### FRAGMENTO SELECCIONADO
CONTRATAPA
De masacres que retornan
Por Juan Carlos Volnovich *
Y ahora vendrán las explicaciones que intentarán sacarnos del estupor. Y con una mirada cándida e ingenua trataremos de entender cómo es posible que haya sucedido una tragedia como esta. Y apelaremos a la inocencia del “mal de muchos...” comparándolo con Columbine, o evocaremos Elephant para tratar de impedir a tiempo que el horror nos arrase una vez más. Se dirá que es un fenómeno mundial, efecto no deseado de la globalización y tantas cosas más.
Y entonces será la responsabilidad individual la que nos llevará a la psicología porque sólo un loco, un pibe severamente perturbado, puede haber hecho un desastre semejante. Así es que la psiquiatrización del caso podrá ponerle nombre y etiqueta, diagnóstico y tratamiento a la locura, para que podamos dormir un poco más tranquilos. O, si no, comenzaremos a transitar el ámbito de la Justicia y apelaremos a la cárcel, que no otra cosa merecen los criminales para, de paso, darle un empujoncito más a la iniciativa de bajar la edad de imputabilidad.

(Listado de recuadros etiquetados)
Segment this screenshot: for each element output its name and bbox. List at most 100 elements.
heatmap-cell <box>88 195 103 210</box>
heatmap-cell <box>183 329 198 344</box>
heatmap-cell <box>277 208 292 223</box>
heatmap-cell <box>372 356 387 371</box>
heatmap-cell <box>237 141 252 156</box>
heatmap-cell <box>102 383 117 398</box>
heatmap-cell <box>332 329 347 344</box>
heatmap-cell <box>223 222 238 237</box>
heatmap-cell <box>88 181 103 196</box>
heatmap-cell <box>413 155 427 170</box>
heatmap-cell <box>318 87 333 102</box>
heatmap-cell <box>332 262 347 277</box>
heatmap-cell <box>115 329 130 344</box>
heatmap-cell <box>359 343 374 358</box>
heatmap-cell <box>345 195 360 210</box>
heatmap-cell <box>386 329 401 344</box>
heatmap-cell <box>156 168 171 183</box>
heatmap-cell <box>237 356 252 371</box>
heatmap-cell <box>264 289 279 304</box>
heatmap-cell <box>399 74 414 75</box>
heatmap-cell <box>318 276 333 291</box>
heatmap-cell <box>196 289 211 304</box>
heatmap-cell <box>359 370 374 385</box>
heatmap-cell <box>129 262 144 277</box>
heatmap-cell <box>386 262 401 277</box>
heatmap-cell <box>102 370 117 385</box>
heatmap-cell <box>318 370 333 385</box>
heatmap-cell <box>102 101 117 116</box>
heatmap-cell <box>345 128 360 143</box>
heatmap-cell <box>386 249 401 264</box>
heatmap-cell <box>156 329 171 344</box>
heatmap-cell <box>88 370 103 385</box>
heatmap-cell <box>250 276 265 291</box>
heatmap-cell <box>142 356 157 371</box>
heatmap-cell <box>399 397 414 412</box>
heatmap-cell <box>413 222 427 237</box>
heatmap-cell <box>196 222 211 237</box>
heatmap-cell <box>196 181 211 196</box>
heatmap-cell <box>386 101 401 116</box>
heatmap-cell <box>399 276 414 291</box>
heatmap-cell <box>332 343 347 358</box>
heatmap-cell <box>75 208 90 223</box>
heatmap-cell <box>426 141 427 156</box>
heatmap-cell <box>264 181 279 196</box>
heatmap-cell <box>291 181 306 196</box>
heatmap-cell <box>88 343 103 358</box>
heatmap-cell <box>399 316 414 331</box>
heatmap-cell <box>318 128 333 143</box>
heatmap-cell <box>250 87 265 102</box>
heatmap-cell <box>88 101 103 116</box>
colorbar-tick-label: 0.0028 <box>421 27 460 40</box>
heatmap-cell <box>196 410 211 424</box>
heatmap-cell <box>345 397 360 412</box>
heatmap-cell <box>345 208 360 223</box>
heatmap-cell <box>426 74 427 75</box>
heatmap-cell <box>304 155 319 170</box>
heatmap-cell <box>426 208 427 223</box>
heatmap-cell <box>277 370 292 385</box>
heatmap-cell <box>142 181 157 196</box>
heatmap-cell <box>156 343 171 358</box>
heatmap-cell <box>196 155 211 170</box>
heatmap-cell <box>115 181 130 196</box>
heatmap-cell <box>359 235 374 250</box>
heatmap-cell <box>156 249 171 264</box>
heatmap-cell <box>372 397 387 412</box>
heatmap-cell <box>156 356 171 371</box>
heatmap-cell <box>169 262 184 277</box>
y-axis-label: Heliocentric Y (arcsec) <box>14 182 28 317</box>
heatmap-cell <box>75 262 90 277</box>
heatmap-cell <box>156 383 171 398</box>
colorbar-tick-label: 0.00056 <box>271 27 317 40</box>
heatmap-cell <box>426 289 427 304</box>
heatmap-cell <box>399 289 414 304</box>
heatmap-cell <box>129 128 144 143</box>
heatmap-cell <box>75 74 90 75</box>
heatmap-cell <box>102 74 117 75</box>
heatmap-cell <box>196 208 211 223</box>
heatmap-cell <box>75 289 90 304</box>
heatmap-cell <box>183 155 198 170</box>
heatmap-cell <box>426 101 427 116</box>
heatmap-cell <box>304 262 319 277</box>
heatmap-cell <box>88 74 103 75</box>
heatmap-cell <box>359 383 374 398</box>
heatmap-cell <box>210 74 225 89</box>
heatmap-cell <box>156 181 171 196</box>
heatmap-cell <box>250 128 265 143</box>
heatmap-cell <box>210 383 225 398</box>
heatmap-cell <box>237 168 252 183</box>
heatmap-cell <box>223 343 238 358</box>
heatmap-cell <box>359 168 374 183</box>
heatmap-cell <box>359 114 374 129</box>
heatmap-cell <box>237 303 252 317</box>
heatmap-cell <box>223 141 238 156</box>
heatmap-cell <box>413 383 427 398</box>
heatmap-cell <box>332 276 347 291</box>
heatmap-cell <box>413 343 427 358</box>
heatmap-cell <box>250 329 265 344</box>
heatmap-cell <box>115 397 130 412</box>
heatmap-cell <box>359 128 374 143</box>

### OBJETIVO INDICADO
Retome el artículo sobre las masacres que retornan y continúe su redacción a partir de la última oración del fragmento. El listado no interviene en absoluto en esta tarea.

### RESPUESTA REDACTADA
Y entonces será la responsabilidad familiar que dejó el arma al alcance de la mano de un pibe o que no supo detectar las señales que daban cuenta de su desequilibrio porque, ya se sabe, el abandono es el mal de nuestros tiempos y además... con un papá suboficial de la Prefectura Naval, qué se puede esperar.
Y entonces será la responsabilidad de la escuela (o, del sistema educativo) que, antes que enseñar, cada vez más se parece a un aguantadero de delincuentes, niños violentos que ejercitan la crueldad con otros niños, que hostigan a los docentes cuando no, espacio privilegiado para tomar a los niños y a las niñas como víctimas de maltratos corporales y abuso sexual. Si ya avisamos que había que poner en la entrada una puerta similar a la que en los aeropuertos detecta a los terroristas que pretenden subir armados al avión.
Y entonces será responsabilidad de la sociedad que fabrica monstruos, o de la economía que les roba el futuro a las nuevas generaciones y les hace saber que no tienen lugar en este mundo, de modo tal que no les queda más remedio que tornar activo lo pasivo y exterminarse a sí mismas.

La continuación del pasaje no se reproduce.